(Items listed in a dataset)

-- -- --

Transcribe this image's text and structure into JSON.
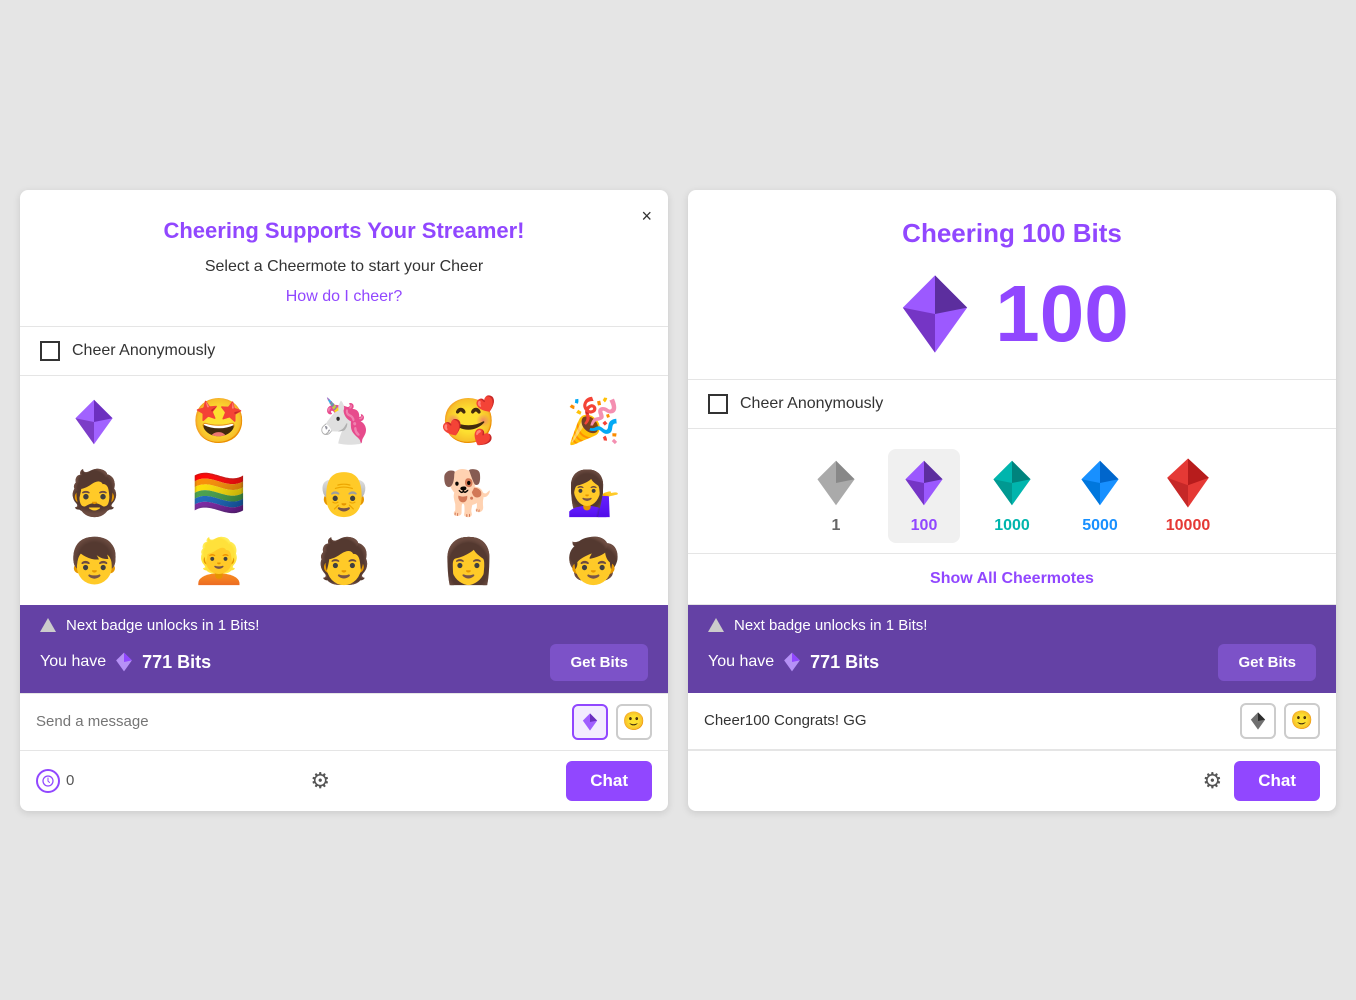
{
  "left_panel": {
    "title": "Cheering Supports Your Streamer!",
    "subtitle": "Select a Cheermote to start your Cheer",
    "how_to_link": "How do I cheer?",
    "close_label": "×",
    "anon_label": "Cheer Anonymously",
    "badge_unlock_text": "Next badge unlocks in 1 Bits!",
    "you_have_text": "You have",
    "bits_count": "771 Bits",
    "get_bits_label": "Get Bits",
    "message_placeholder": "Send a message",
    "slow_mode_count": "0",
    "chat_label": "Chat"
  },
  "right_panel": {
    "title_prefix": "Cheering ",
    "title_highlight": "100",
    "title_suffix": " Bits",
    "big_number": "100",
    "anon_label": "Cheer Anonymously",
    "tiers": [
      {
        "value": "1",
        "color": "gray"
      },
      {
        "value": "100",
        "color": "purple"
      },
      {
        "value": "1000",
        "color": "teal"
      },
      {
        "value": "5000",
        "color": "blue"
      },
      {
        "value": "10000",
        "color": "red"
      }
    ],
    "show_all_label": "Show All Cheermotes",
    "badge_unlock_text": "Next badge unlocks in 1 Bits!",
    "you_have_text": "You have",
    "bits_count": "771 Bits",
    "get_bits_label": "Get Bits",
    "message_value": "Cheer100 Congrats! GG",
    "chat_label": "Chat"
  },
  "cheermotes": [
    {
      "type": "diamond",
      "label": "diamond"
    },
    {
      "type": "face1",
      "label": "face1"
    },
    {
      "type": "unicorn",
      "label": "unicorn"
    },
    {
      "type": "heart",
      "label": "heart"
    },
    {
      "type": "party",
      "label": "party"
    },
    {
      "type": "face2",
      "label": "face2"
    },
    {
      "type": "pride",
      "label": "pride"
    },
    {
      "type": "face3",
      "label": "face3"
    },
    {
      "type": "dog",
      "label": "dog"
    },
    {
      "type": "face4",
      "label": "face4"
    },
    {
      "type": "face5",
      "label": "face5"
    },
    {
      "type": "face6",
      "label": "face6"
    },
    {
      "type": "face7",
      "label": "face7"
    },
    {
      "type": "face8",
      "label": "face8"
    },
    {
      "type": "face9",
      "label": "face9"
    }
  ]
}
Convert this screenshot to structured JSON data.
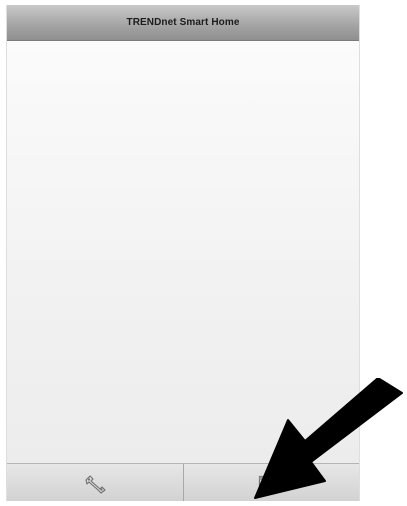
{
  "header": {
    "title": "TRENDnet Smart Home"
  },
  "tab_bar": {
    "tabs": [
      {
        "icon": "wrench-icon"
      },
      {
        "icon": "window-icon"
      }
    ]
  },
  "annotation": {
    "icon": "arrow-icon",
    "color": "#000000"
  }
}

-- -- --

• Task objective: Exclude all pictures and reproduce verbatim the lines running from the line that contains "Convert this screenshot" to the end of the data above, both ends included.

• Complete output:
Convert this screenshot to structured JSON data.
{
  "header": {
    "title": "TRENDnet Smart Home"
  },
  "tab_bar": {
    "tabs": [
      {
        "icon": "wrench-icon"
      },
      {
        "icon": "window-icon"
      }
    ]
  },
  "annotation": {
    "icon": "arrow-icon",
    "color": "#000000"
  }
}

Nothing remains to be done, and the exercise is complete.